Find the word "吞进杀牛选股" in the material below and gather every line that contains it.

■ Data supplied ■
** start **

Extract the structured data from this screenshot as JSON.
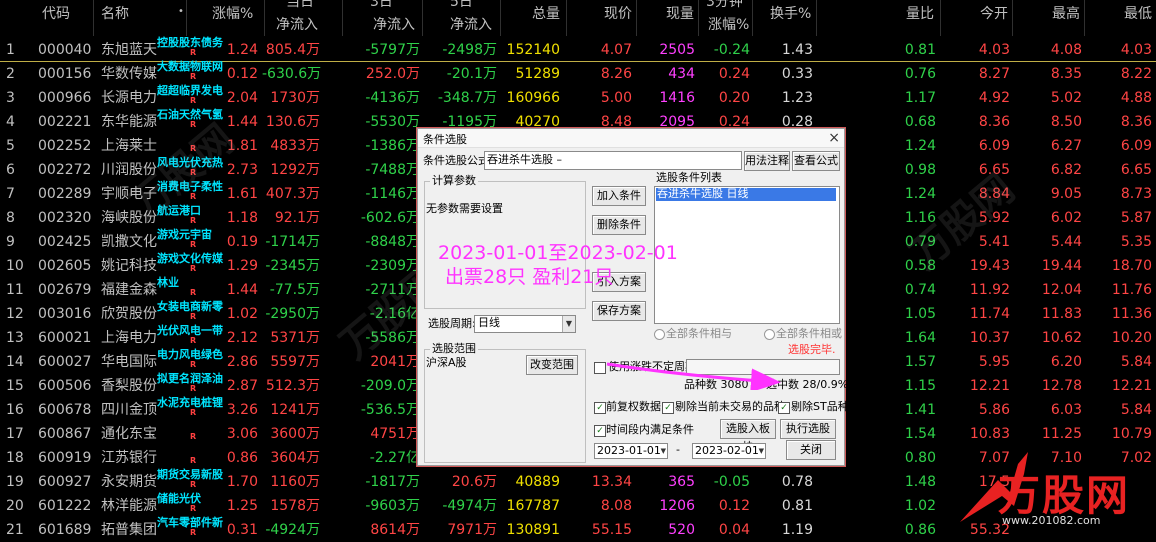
{
  "header": {
    "columns": [
      {
        "top": "",
        "bottom": "",
        "label": "代码"
      },
      {
        "label": "名称"
      },
      {
        "label": "涨幅%"
      },
      {
        "top": "当日",
        "bottom": "净流入"
      },
      {
        "top": "3日",
        "bottom": "净流入"
      },
      {
        "top": "5日",
        "bottom": "净流入"
      },
      {
        "label": "总量"
      },
      {
        "label": "现价"
      },
      {
        "label": "现量"
      },
      {
        "top": "3分钟",
        "bottom": "涨幅%"
      },
      {
        "label": "换手%"
      },
      {
        "label": "量比"
      },
      {
        "label": "今开"
      },
      {
        "label": "最高"
      },
      {
        "label": "最低"
      }
    ],
    "name_marker": "•"
  },
  "rows": [
    {
      "i": "1",
      "code": "000040",
      "name": "东旭蓝天",
      "tag": "控股股东债务",
      "r": "R",
      "chg": "1.24",
      "f1": "805.4万",
      "f2": "-5797万",
      "f3": "-2498万",
      "vol": "152140",
      "price": "4.07",
      "now": "2505",
      "m5": "-0.24",
      "turn": "1.43",
      "ratio": "0.81",
      "open": "4.03",
      "high": "4.08",
      "low": "4.03"
    },
    {
      "i": "2",
      "code": "000156",
      "name": "华数传媒",
      "tag": "大数据物联网",
      "r": "R",
      "chg": "0.12",
      "f1": "-630.6万",
      "f2": "252.0万",
      "f3": "-20.1万",
      "vol": "51289",
      "price": "8.26",
      "now": "434",
      "m5": "0.24",
      "turn": "0.33",
      "ratio": "0.76",
      "open": "8.27",
      "high": "8.35",
      "low": "8.22"
    },
    {
      "i": "3",
      "code": "000966",
      "name": "长源电力",
      "tag": "超超临界发电",
      "r": "R",
      "chg": "2.04",
      "f1": "1730万",
      "f2": "-4136万",
      "f3": "-348.7万",
      "vol": "160966",
      "price": "5.00",
      "now": "1416",
      "m5": "0.20",
      "turn": "1.23",
      "ratio": "1.17",
      "open": "4.92",
      "high": "5.02",
      "low": "4.88"
    },
    {
      "i": "4",
      "code": "002221",
      "name": "东华能源",
      "tag": "石油天然气氢",
      "r": "R",
      "chg": "1.44",
      "f1": "130.6万",
      "f2": "-5530万",
      "f3": "-1195万",
      "vol": "40270",
      "price": "8.48",
      "now": "2095",
      "m5": "0.24",
      "turn": "0.28",
      "ratio": "0.68",
      "open": "8.36",
      "high": "8.50",
      "low": "8.36"
    },
    {
      "i": "5",
      "code": "002252",
      "name": "上海莱士",
      "tag": "",
      "r": "R",
      "chg": "1.81",
      "f1": "4833万",
      "f2": "-1386万",
      "f3": "",
      "vol": "",
      "price": "",
      "now": "",
      "m5": "",
      "turn": "",
      "ratio": "1.24",
      "open": "6.09",
      "high": "6.27",
      "low": "6.09"
    },
    {
      "i": "6",
      "code": "002272",
      "name": "川润股份",
      "tag": "风电光伏充热",
      "r": "R",
      "chg": "2.73",
      "f1": "1292万",
      "f2": "-7488万",
      "f3": "",
      "vol": "",
      "price": "",
      "now": "",
      "m5": "",
      "turn": "",
      "ratio": "0.98",
      "open": "6.65",
      "high": "6.82",
      "low": "6.65"
    },
    {
      "i": "7",
      "code": "002289",
      "name": "宇顺电子",
      "tag": "消费电子柔性",
      "r": "R",
      "chg": "1.61",
      "f1": "407.3万",
      "f2": "-1146万",
      "f3": "",
      "vol": "",
      "price": "",
      "now": "",
      "m5": "",
      "turn": "",
      "ratio": "1.24",
      "open": "8.84",
      "high": "9.05",
      "low": "8.73"
    },
    {
      "i": "8",
      "code": "002320",
      "name": "海峡股份",
      "tag": "航运港口",
      "r": "R",
      "chg": "1.18",
      "f1": "92.1万",
      "f2": "-602.6万",
      "f3": "",
      "vol": "",
      "price": "",
      "now": "",
      "m5": "",
      "turn": "",
      "ratio": "1.16",
      "open": "5.92",
      "high": "6.02",
      "low": "5.87"
    },
    {
      "i": "9",
      "code": "002425",
      "name": "凯撒文化",
      "tag": "游戏元宇宙",
      "r": "R",
      "chg": "0.19",
      "f1": "-1714万",
      "f2": "-8848万",
      "f3": "",
      "vol": "",
      "price": "",
      "now": "",
      "m5": "",
      "turn": "",
      "ratio": "0.79",
      "open": "5.41",
      "high": "5.44",
      "low": "5.35"
    },
    {
      "i": "10",
      "code": "002605",
      "name": "姚记科技",
      "tag": "游戏文化传媒",
      "r": "R",
      "chg": "1.29",
      "f1": "-2345万",
      "f2": "-2309万",
      "f3": "",
      "vol": "",
      "price": "",
      "now": "",
      "m5": "",
      "turn": "",
      "ratio": "0.58",
      "open": "19.43",
      "high": "19.44",
      "low": "18.70"
    },
    {
      "i": "11",
      "code": "002679",
      "name": "福建金森",
      "tag": "林业",
      "r": "R",
      "chg": "1.44",
      "f1": "-77.5万",
      "f2": "-2711万",
      "f3": "",
      "vol": "",
      "price": "",
      "now": "",
      "m5": "",
      "turn": "",
      "ratio": "0.74",
      "open": "11.92",
      "high": "12.04",
      "low": "11.76"
    },
    {
      "i": "12",
      "code": "003016",
      "name": "欣贺股份",
      "tag": "女装电商新零",
      "r": "R",
      "chg": "1.02",
      "f1": "-2950万",
      "f2": "-2.16亿",
      "f3": "",
      "vol": "",
      "price": "",
      "now": "",
      "m5": "",
      "turn": "",
      "ratio": "1.05",
      "open": "11.74",
      "high": "11.83",
      "low": "11.36"
    },
    {
      "i": "13",
      "code": "600021",
      "name": "上海电力",
      "tag": "光伏风电一带",
      "r": "R",
      "chg": "2.12",
      "f1": "5371万",
      "f2": "-5586万",
      "f3": "",
      "vol": "",
      "price": "",
      "now": "",
      "m5": "",
      "turn": "",
      "ratio": "1.64",
      "open": "10.37",
      "high": "10.62",
      "low": "10.20"
    },
    {
      "i": "14",
      "code": "600027",
      "name": "华电国际",
      "tag": "电力风电绿色",
      "r": "R",
      "chg": "2.86",
      "f1": "5597万",
      "f2": "2041万",
      "f3": "",
      "vol": "",
      "price": "",
      "now": "",
      "m5": "",
      "turn": "",
      "ratio": "1.57",
      "open": "5.95",
      "high": "6.20",
      "low": "5.84"
    },
    {
      "i": "15",
      "code": "600506",
      "name": "香梨股份",
      "tag": "拟更名润泽油",
      "r": "R",
      "chg": "2.87",
      "f1": "512.3万",
      "f2": "-209.0万",
      "f3": "",
      "vol": "",
      "price": "",
      "now": "",
      "m5": "",
      "turn": "",
      "ratio": "1.15",
      "open": "12.21",
      "high": "12.78",
      "low": "12.21"
    },
    {
      "i": "16",
      "code": "600678",
      "name": "四川金顶",
      "tag": "水泥充电桩锂",
      "r": "R",
      "chg": "3.26",
      "f1": "1241万",
      "f2": "-536.5万",
      "f3": "",
      "vol": "",
      "price": "",
      "now": "",
      "m5": "",
      "turn": "",
      "ratio": "1.41",
      "open": "5.86",
      "high": "6.03",
      "low": "5.84"
    },
    {
      "i": "17",
      "code": "600867",
      "name": "通化东宝",
      "tag": "",
      "r": "R",
      "chg": "3.06",
      "f1": "3600万",
      "f2": "4751万",
      "f3": "",
      "vol": "",
      "price": "",
      "now": "",
      "m5": "",
      "turn": "",
      "ratio": "1.54",
      "open": "10.83",
      "high": "11.25",
      "low": "10.79"
    },
    {
      "i": "18",
      "code": "600919",
      "name": "江苏银行",
      "tag": "",
      "r": "R",
      "chg": "0.86",
      "f1": "3604万",
      "f2": "-2.27亿",
      "f3": "",
      "vol": "",
      "price": "",
      "now": "",
      "m5": "",
      "turn": "",
      "ratio": "0.80",
      "open": "7.07",
      "high": "7.10",
      "low": "7.02"
    },
    {
      "i": "19",
      "code": "600927",
      "name": "永安期货",
      "tag": "期货交易新股",
      "r": "R",
      "chg": "1.70",
      "f1": "1160万",
      "f2": "-1817万",
      "f3": "20.6万",
      "vol": "40889",
      "price": "13.34",
      "now": "365",
      "m5": "-0.05",
      "turn": "0.78",
      "ratio": "1.48",
      "open": "17.5",
      "high": "",
      "low": ""
    },
    {
      "i": "20",
      "code": "601222",
      "name": "林洋能源",
      "tag": "储能光伏",
      "r": "R",
      "chg": "1.25",
      "f1": "1578万",
      "f2": "-9603万",
      "f3": "-4974万",
      "vol": "167787",
      "price": "8.08",
      "now": "1206",
      "m5": "0.12",
      "turn": "0.81",
      "ratio": "1.02",
      "open": "",
      "high": "",
      "low": ""
    },
    {
      "i": "21",
      "code": "601689",
      "name": "拓普集团",
      "tag": "汽车零部件新",
      "r": "R",
      "chg": "0.31",
      "f1": "-4924万",
      "f2": "8614万",
      "f3": "7971万",
      "vol": "130891",
      "price": "55.15",
      "now": "520",
      "m5": "0.04",
      "turn": "1.19",
      "ratio": "0.86",
      "open": "55.32",
      "high": "",
      "low": ""
    }
  ],
  "dialog": {
    "title": "条件选股",
    "close_glyph": "×",
    "formula_label": "条件选股公式",
    "formula_value": "吞进杀牛选股 –",
    "usage_button": "用法注释",
    "view_formula_button": "查看公式",
    "params_group": "计算参数",
    "params_text": "无参数需要设置",
    "add_condition": "加入条件",
    "delete_condition": "删除条件",
    "import_plan": "引入方案",
    "save_plan": "保存方案",
    "list_label": "选股条件列表",
    "list_item": "吞进杀牛选股   日线",
    "period_label": "选股周期:",
    "period_value": "日线",
    "radio_and": "全部条件相与",
    "radio_or": "全部条件相或",
    "finish_text": "选股完毕.",
    "range_group": "选股范围",
    "range_value": "沪深A股",
    "change_range": "改变范围",
    "custom_period": "使用涨跌不定周期",
    "total_count": "品种数 3080",
    "selected_count": "选中数 28/0.9%",
    "opt_fq": "前复权数据",
    "opt_exclude_notrade": "剔除当前未交易的品种",
    "opt_exclude_st": "剔除ST品种",
    "opt_time": "时间段内满足条件",
    "add_to_block": "选股入板块",
    "run": "执行选股",
    "date_start": "2023-01-01",
    "date_end": "2023-02-01",
    "date_sep": "-",
    "close_button": "关闭"
  },
  "annotation": {
    "line1": "2023-01-01至2023-02-01",
    "line2": "出票28只 盈利21只"
  },
  "logo": {
    "text": "万股网",
    "url": "www.201082.com"
  },
  "colors": {
    "up": "#ff4545",
    "down": "#2fd14a",
    "volume": "#f0e000",
    "tag": "#00e5ff",
    "annotation": "#ff33ff"
  }
}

** end **

■ Finished exercise ■
    "formula_value": "吞进杀牛选股 –",
    "list_item": "吞进杀牛选股   日线",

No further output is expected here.